▶ _PASSAGE TO READ_
# # #
For example, if the subscriber fast forwards through a program for
a certain time interval at a rate of say, 12 times normal play,
roughly only 1/12.sup.th of the information will be streamed from
the VHO to VSO and subsequently to the client in comparison to the
amount of information that would otherwise be streamed during the
same interval at the normal the playout rate. That is, in order for
a content stream to maintain a constant bit rate at increased
playout rates, the amount of information that is sent in that
stream must be reduced. If the network were to send all the
information while in 12 times fast forward mode, 12 times as much
bandwidth would be required, which generally would be impractical.
Accordingly, during fast forward the amount of information that is
streamed to the VSO, and in turn to the on-demand client, is
reduced commensurately so that no additional bandwidth is
needed.
[0015] Because not all of the information may be streamed during an
on-demand session because of stream control requests and the like,
transferring an asset to the VSOs or other edge devices cannot be
reliably achieved in this manner. For instance, to use an extreme
example for purposes of illustration, if an asset were streamed in
its entirety to a VSO or edge device at 12 times its normal playout
rate, at the completion of the session the edge device would have
only received 1/12 of the information available in that asset. To
overcome this problem, when an on-demand asset is streamed to an
edge device such as the VSO upon the request of an on-demand
client, a separate and distinct process can be initiated in which
the missing information is sent to the VSO using a content
propagation model. FIG. 2 is a simplified pictorial diagram
illustrating the manner in which content servers 210.sub.1,
210.sub.2, 210.sub.3, 210.sub.4, 210.sub.5 and 210.sub.6
(collectively "content servers 210") can simultaneously stream and
propagate content to an edge device 220. In the context of the
network architecture depicted in FIG. 1, content servers 210 may
correspond to the video servers located in the VHOs 110 and edge
device 220 may correspond to the VSOs 120.
[0016] As shown in FIG. 2 and as described above, when an asset is
requested by an on-demand client (e.g., any of on-demand clients
240.sub.1, 240.sub.2, 240.sub.3 and 240.sub.4), the asset is
streamed from one of the content servers (e.g., content server
210.sub.3) to the edge device, which in turn streams the asset to
the client. That is, the stream provides the subscriber with the
content that is to be viewed during the on-demand session. In
addition, the edge device 220 caches the asset so that it is
locally available when it is requested by other subscribers.
# # #
▶ _PROVIDED MATERIAL_
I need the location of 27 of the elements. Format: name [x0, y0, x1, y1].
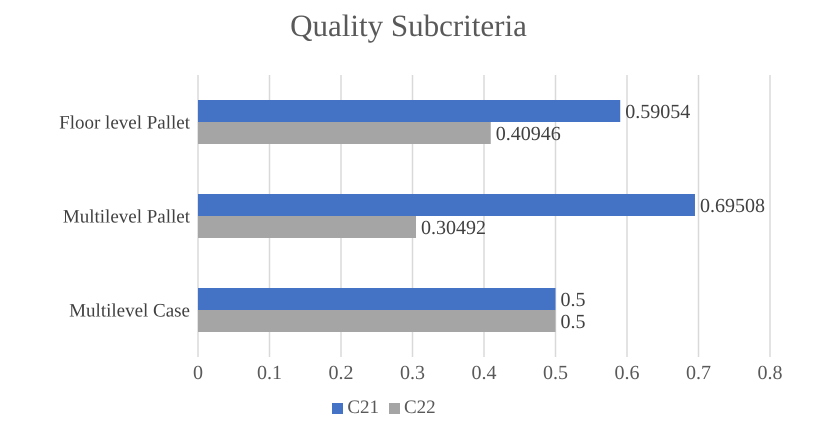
# # #
▶ _SHORT TASK 1_
Decide whether each statement agrees with the passage on on-demand streaming. Answer yes or no for each one, and quote the words of the passage that settle it.
(a) Sending all the information during 12 times fast forward would require 12 times as much bandwidth.
(b) The edge device discards the asset once it has streamed the asset to the client.
(c) The missing information is sent to the VSO using a content propagation model.
▶ _SHORT TASK 2_
According to the passage on on-demand streaming, what may content servers 210 correspond to in the network architecture depicted in FIG. 1?
▶ _SHORT TASK 3_
Transcribe the stretch of the passage on on-demand streaming from "For example, if" through "would be impractical.".

▶ _FULL RESPONSE 1_
(a) Yes: "If the network were to send all the information while in 12 times fast forward mode, 12 times as much bandwidth would be required, which generally would be impractical."
(b) No: "the edge device 220 caches the asset so that it is locally available when it is requested by other subscribers."
(c) Yes: "a separate and distinct process can be initiated in which the missing information is sent to the VSO using a content propagation model."

▶ _FULL RESPONSE 2_
They may correspond to the video servers located in the VHOs 110.

▶ _FULL RESPONSE 3_
For example, if the subscriber fast forwards through a program for
a certain time interval at a rate of say, 12 times normal play,
roughly only 1/12.sup.th of the information will be streamed from
the VHO to VSO and subsequently to the client in comparison to the
amount of information that would otherwise be streamed during the
same interval at the normal the playout rate. That is, in order for
a content stream to maintain a constant bit rate at increased
playout rates, the amount of information that is sent in that
stream must be reduced. If the network were to send all the
information while in 12 times fast forward mode, 12 times as much
bandwidth would be required, which generally would be impractical.